* **SUPPLIED RECORDS**
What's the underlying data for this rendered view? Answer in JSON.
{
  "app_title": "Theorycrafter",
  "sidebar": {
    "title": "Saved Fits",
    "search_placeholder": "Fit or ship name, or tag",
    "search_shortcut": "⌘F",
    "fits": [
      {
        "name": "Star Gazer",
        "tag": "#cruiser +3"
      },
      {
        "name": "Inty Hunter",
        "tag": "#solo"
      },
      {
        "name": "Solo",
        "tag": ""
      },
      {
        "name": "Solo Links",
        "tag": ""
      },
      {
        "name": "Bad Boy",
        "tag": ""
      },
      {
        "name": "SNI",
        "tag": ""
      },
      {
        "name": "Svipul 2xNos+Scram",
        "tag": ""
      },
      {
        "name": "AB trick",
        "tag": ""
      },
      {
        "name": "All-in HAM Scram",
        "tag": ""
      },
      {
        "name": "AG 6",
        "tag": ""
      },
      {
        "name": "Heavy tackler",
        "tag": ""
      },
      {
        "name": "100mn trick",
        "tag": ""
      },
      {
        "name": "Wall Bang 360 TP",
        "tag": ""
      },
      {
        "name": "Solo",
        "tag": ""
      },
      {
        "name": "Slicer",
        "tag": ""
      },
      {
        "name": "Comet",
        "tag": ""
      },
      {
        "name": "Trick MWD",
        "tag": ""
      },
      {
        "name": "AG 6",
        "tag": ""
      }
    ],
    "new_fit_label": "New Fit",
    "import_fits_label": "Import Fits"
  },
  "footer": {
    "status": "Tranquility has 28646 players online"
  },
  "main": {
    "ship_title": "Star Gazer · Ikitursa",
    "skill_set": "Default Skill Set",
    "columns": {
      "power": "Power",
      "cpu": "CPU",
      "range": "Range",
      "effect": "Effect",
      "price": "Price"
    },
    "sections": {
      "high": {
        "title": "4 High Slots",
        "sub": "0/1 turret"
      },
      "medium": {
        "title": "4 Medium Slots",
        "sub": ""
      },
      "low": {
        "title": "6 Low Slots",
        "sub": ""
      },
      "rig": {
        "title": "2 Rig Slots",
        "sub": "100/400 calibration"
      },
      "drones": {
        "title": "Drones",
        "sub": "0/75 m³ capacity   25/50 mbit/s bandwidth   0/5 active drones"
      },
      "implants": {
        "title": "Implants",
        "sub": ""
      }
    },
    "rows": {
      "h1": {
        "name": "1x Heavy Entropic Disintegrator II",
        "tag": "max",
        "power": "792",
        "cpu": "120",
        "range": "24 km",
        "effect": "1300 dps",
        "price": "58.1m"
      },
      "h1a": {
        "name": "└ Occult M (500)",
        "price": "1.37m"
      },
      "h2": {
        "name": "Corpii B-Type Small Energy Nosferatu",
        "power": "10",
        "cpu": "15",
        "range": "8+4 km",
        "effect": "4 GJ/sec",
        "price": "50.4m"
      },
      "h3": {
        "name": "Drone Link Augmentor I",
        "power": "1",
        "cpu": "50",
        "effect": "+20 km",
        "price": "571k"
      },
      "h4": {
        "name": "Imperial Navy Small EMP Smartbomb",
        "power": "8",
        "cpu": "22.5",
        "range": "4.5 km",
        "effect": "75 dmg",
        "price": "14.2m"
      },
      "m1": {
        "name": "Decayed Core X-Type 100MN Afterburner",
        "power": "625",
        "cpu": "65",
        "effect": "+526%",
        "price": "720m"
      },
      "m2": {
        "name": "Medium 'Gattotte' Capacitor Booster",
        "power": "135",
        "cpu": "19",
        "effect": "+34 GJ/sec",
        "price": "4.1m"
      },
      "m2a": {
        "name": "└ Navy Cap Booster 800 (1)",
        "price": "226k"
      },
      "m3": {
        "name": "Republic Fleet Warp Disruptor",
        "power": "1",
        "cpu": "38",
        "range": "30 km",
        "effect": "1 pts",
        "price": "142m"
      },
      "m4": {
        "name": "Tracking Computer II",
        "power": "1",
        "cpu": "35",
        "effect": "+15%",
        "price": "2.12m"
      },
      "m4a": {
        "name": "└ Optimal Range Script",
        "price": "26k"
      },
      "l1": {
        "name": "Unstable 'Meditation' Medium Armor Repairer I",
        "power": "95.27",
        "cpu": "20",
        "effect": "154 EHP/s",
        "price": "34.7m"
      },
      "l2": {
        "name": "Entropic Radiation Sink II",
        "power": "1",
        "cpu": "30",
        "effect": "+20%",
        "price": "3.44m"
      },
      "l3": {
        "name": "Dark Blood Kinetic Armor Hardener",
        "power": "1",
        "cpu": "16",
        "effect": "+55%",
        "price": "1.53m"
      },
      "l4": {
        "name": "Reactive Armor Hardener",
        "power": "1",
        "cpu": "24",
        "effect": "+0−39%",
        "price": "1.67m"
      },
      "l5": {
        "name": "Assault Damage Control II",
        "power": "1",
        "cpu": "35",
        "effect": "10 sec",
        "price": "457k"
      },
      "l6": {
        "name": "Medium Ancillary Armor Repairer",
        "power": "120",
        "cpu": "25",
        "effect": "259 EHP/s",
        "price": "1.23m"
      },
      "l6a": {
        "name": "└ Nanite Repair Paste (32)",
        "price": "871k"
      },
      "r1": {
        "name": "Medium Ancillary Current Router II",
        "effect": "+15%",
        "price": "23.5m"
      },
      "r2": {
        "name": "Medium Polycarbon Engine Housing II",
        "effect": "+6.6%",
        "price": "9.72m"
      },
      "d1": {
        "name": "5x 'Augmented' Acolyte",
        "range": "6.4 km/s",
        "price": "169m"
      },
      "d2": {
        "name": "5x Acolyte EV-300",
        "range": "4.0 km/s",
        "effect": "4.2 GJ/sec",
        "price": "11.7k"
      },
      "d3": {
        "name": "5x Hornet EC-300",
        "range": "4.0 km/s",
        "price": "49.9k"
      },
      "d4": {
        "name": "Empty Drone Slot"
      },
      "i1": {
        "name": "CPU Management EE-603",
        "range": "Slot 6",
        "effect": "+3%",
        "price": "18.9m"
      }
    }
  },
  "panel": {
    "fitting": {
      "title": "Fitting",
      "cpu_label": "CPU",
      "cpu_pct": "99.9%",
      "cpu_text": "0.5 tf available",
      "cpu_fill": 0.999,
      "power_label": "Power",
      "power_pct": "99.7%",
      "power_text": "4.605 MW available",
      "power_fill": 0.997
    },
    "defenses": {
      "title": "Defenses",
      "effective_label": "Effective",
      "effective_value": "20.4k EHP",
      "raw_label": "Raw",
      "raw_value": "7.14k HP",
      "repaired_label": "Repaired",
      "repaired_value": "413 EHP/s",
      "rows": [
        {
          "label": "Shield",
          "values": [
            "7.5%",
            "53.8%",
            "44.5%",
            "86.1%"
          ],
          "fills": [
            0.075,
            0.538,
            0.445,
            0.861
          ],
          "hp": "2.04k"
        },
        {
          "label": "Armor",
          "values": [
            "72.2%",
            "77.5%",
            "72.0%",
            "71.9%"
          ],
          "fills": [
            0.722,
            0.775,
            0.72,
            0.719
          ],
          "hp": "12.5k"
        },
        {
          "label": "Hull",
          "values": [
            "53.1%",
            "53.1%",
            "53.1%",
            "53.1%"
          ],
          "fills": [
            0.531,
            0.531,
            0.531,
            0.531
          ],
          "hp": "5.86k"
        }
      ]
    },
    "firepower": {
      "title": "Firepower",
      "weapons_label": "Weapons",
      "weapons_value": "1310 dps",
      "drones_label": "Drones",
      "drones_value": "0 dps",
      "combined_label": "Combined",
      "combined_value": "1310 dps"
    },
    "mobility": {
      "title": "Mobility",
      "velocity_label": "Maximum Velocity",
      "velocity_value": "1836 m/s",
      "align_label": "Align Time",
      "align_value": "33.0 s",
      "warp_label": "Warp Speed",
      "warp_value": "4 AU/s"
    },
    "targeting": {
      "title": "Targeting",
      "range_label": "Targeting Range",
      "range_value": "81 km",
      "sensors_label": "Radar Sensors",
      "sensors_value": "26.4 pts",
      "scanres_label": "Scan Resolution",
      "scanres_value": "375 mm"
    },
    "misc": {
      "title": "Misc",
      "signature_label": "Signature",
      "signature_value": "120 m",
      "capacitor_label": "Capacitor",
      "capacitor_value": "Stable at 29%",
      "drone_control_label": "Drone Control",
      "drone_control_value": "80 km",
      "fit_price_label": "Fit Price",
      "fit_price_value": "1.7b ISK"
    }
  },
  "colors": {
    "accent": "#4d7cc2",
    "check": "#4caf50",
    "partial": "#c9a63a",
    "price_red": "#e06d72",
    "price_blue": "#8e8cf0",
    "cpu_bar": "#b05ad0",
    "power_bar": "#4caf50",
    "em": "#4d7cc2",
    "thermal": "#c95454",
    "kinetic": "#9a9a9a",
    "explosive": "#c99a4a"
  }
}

* **SET PROBLEM**
Copy out each line in the listing that has the word "Heavy".

* **EXERCISE OUTPUT**
        "name": "Heavy tackler",
        "name": "1x Heavy Entropic Disintegrator II",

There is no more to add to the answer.